(Stored data)
--
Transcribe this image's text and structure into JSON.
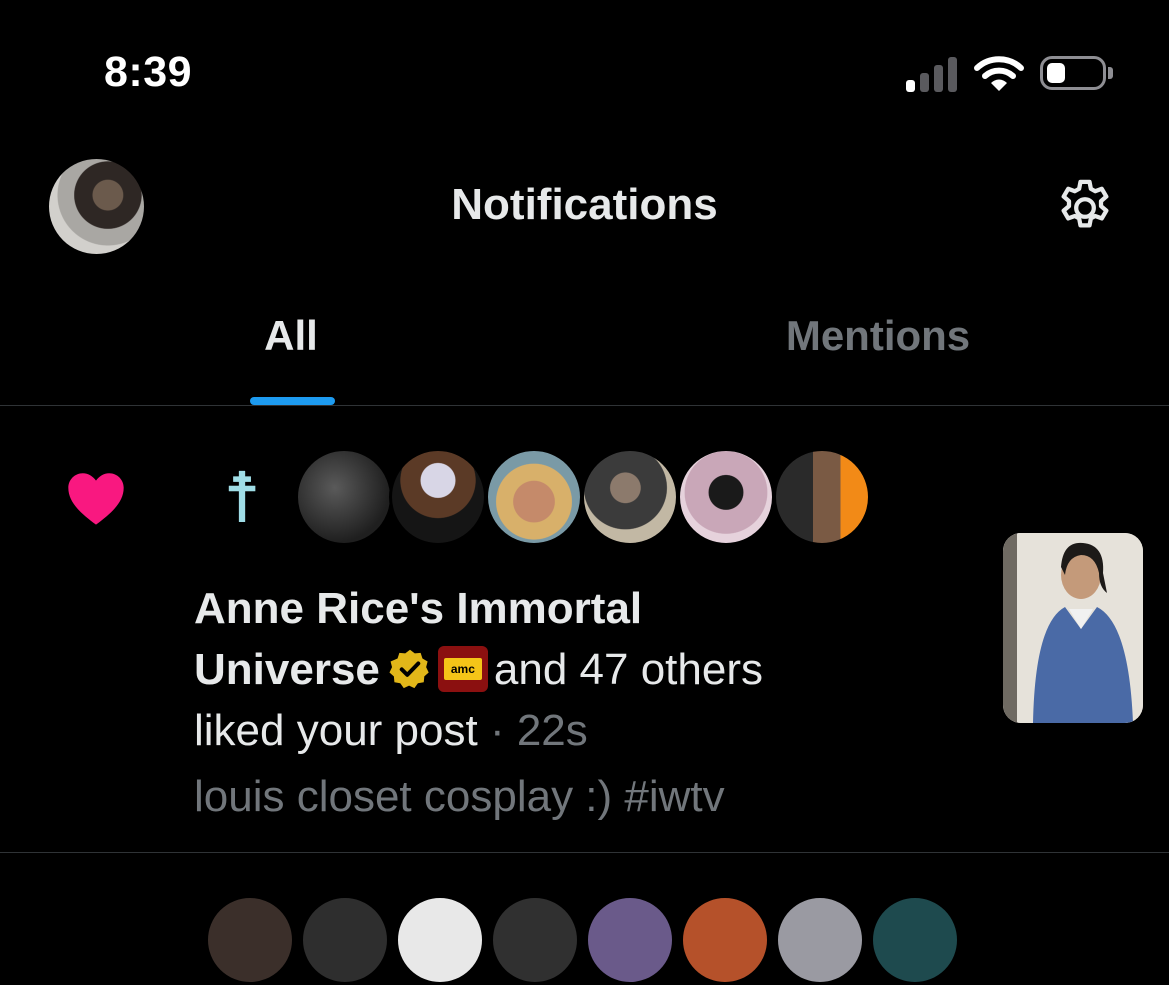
{
  "status_bar": {
    "time": "8:39",
    "signal_bars_active": 1,
    "battery_level": 0.25
  },
  "header": {
    "title": "Notifications",
    "avatar_icon": "user-avatar",
    "settings_icon": "gear-icon"
  },
  "tabs": [
    {
      "label": "All",
      "active": true
    },
    {
      "label": "Mentions",
      "active": false
    }
  ],
  "notification": {
    "type_icon": "heart-icon",
    "accent_color": "#f91880",
    "name": "Anne Rice's Immortal Universe",
    "name_line1": "Anne Rice's Immortal",
    "name_line2": "Universe",
    "badges": [
      "verified-gold-badge",
      "amc-affiliate-badge"
    ],
    "amc_label": "amc",
    "others": "and 47 others",
    "action": "liked your post",
    "separator": "·",
    "elapsed": "22s",
    "post_text": "louis closet cosplay :) #iwtv",
    "liker_count_shown": 7
  },
  "colors": {
    "background": "#000000",
    "primary_text": "#e7e9ea",
    "secondary_text": "#71767b",
    "tab_indicator": "#1d9bf0",
    "divider": "#2f3336"
  }
}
--
Make an exact reproduction of the listing above, without any pictures.

[Result of this task]
Transcribe this image's text and structure into JSON.
{
  "status_bar": {
    "time": "8:39",
    "signal_bars_active": 1,
    "battery_level": 0.25
  },
  "header": {
    "title": "Notifications",
    "avatar_icon": "user-avatar",
    "settings_icon": "gear-icon"
  },
  "tabs": [
    {
      "label": "All",
      "active": true
    },
    {
      "label": "Mentions",
      "active": false
    }
  ],
  "notification": {
    "type_icon": "heart-icon",
    "accent_color": "#f91880",
    "name": "Anne Rice's Immortal Universe",
    "name_line1": "Anne Rice's Immortal",
    "name_line2": "Universe",
    "badges": [
      "verified-gold-badge",
      "amc-affiliate-badge"
    ],
    "amc_label": "amc",
    "others": "and 47 others",
    "action": "liked your post",
    "separator": "·",
    "elapsed": "22s",
    "post_text": "louis closet cosplay :) #iwtv",
    "liker_count_shown": 7
  },
  "colors": {
    "background": "#000000",
    "primary_text": "#e7e9ea",
    "secondary_text": "#71767b",
    "tab_indicator": "#1d9bf0",
    "divider": "#2f3336"
  }
}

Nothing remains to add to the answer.